▶ _Information given_:
--- Start ---
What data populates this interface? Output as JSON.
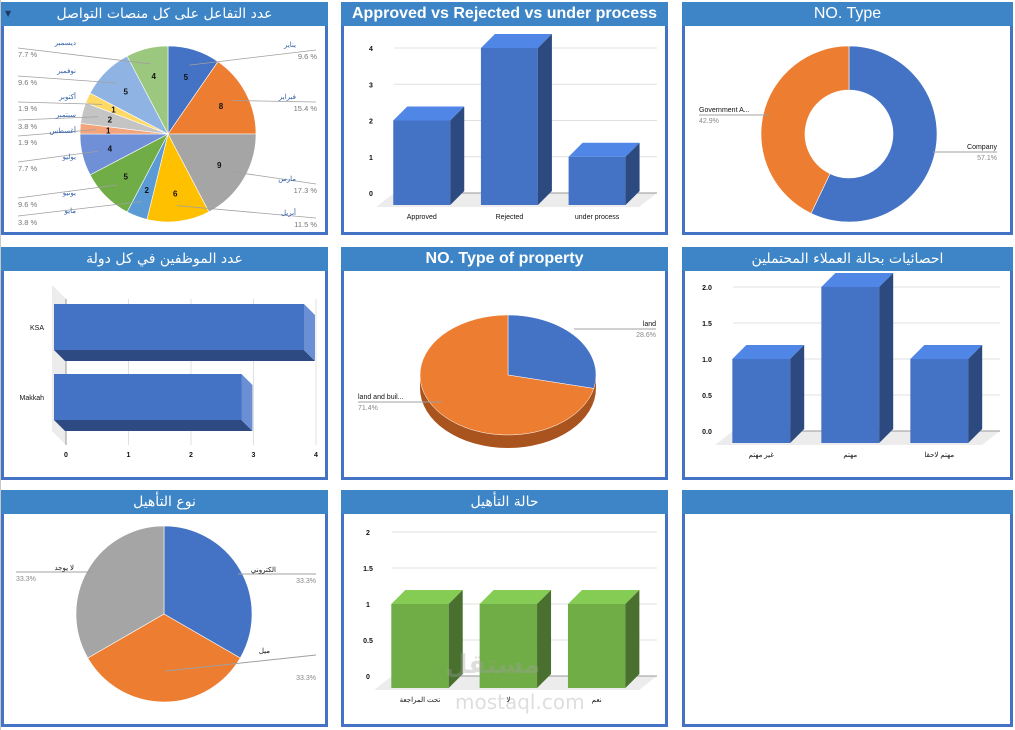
{
  "colors": {
    "header": "#3d85c6",
    "border": "#4472c4",
    "blue": "#4472c4",
    "orange": "#ed7d31",
    "gray": "#a5a5a5",
    "yellow": "#ffc000",
    "lightblue": "#5b9bd5",
    "green": "#70ad47",
    "label_blue": "#2e5fa8"
  },
  "watermark": {
    "arabic": "مستقل",
    "latin": "mostaql.com"
  },
  "chart_data": [
    {
      "id": "social",
      "type": "pie",
      "title": "عدد التفاعل على كل منصات التواصل",
      "categories": [
        "يناير",
        "فبراير",
        "مارس",
        "أبريل",
        "مايو",
        "يونيو",
        "يوليو",
        "أغسطس",
        "سبتمبر",
        "أكتوبر",
        "نوفمبر",
        "ديسمبر"
      ],
      "values": [
        5,
        8,
        9,
        6,
        2,
        5,
        4,
        1,
        2,
        1,
        5,
        4
      ],
      "percent_labels": [
        "9.6 %",
        "15.4 %",
        "17.3 %",
        "11.5 %",
        "3.8 %",
        "9.6 %",
        "7.7 %",
        "1.9 %",
        "3.8 %",
        "1.9 %",
        "9.6 %",
        "7.7 %"
      ],
      "colors": [
        "#4472c4",
        "#ed7d31",
        "#a5a5a5",
        "#ffc000",
        "#5b9bd5",
        "#70ad47",
        "#6f8fd6",
        "#f4a47a",
        "#c4c4c4",
        "#ffd966",
        "#8fb4e3",
        "#9bc87e"
      ]
    },
    {
      "id": "approval",
      "type": "bar",
      "title": "Approved  vs  Rejected  vs  under process",
      "categories": [
        "Approved",
        "Rejected",
        "under process"
      ],
      "values": [
        2,
        4,
        1
      ],
      "ylim": [
        0,
        4
      ],
      "yticks": [
        "0",
        "1",
        "2",
        "3",
        "4"
      ],
      "grid": true
    },
    {
      "id": "no_type",
      "type": "pie",
      "subtype": "doughnut",
      "title": "NO. Type",
      "categories": [
        "Company",
        "Government A..."
      ],
      "values": [
        57.1,
        42.9
      ],
      "percent_labels": [
        "57.1%",
        "42.9%"
      ],
      "colors": [
        "#4472c4",
        "#ed7d31"
      ]
    },
    {
      "id": "employees",
      "type": "bar",
      "orientation": "horizontal",
      "title": "عدد الموظفين في كل دولة",
      "categories": [
        "KSA",
        "Makkah"
      ],
      "values": [
        4,
        3
      ],
      "xlim": [
        0,
        4
      ],
      "xticks": [
        "0",
        "1",
        "2",
        "3",
        "4"
      ],
      "grid": true
    },
    {
      "id": "property",
      "type": "pie",
      "subtype": "3d",
      "title": "NO.  Type of property",
      "categories": [
        "land",
        "land and buil..."
      ],
      "values": [
        28.6,
        71.4
      ],
      "percent_labels": [
        "28.6%",
        "71.4%"
      ],
      "colors": [
        "#4472c4",
        "#ed7d31"
      ]
    },
    {
      "id": "prospects",
      "type": "bar",
      "title": "احصائيات بحالة العملاء المحتملين",
      "categories": [
        "غير مهتم",
        "مهتم",
        "مهتم لاحقا"
      ],
      "values": [
        1,
        2,
        1
      ],
      "ylim": [
        0,
        2
      ],
      "yticks": [
        "0.0",
        "0.5",
        "1.0",
        "1.5",
        "2.0"
      ],
      "grid": true
    },
    {
      "id": "qual_type",
      "type": "pie",
      "title": "نوع التأهيل",
      "categories": [
        "الكتروني",
        "ميل",
        "لا يوجد"
      ],
      "values": [
        33.3,
        33.3,
        33.3
      ],
      "percent_labels": [
        "33.3%",
        "33.3%",
        "33.3%"
      ],
      "colors": [
        "#4472c4",
        "#ed7d31",
        "#a5a5a5"
      ]
    },
    {
      "id": "qual_status",
      "type": "bar",
      "title": "حالة التأهيل",
      "categories": [
        "تحت المراجعة",
        "لا",
        "نعم"
      ],
      "values": [
        1,
        1,
        1
      ],
      "ylim": [
        0,
        2
      ],
      "yticks": [
        "0",
        "0.5",
        "1",
        "1.5",
        "2"
      ],
      "grid": true,
      "color": "#70ad47"
    },
    {
      "id": "empty",
      "type": "table",
      "title": ""
    }
  ]
}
--- End ---
▶ _Directions_:
From the listing above, collect every line that mentions the word "التأهيل".

▶ _Exercise response_:
      "title": "نوع التأهيل",
      "title": "حالة التأهيل",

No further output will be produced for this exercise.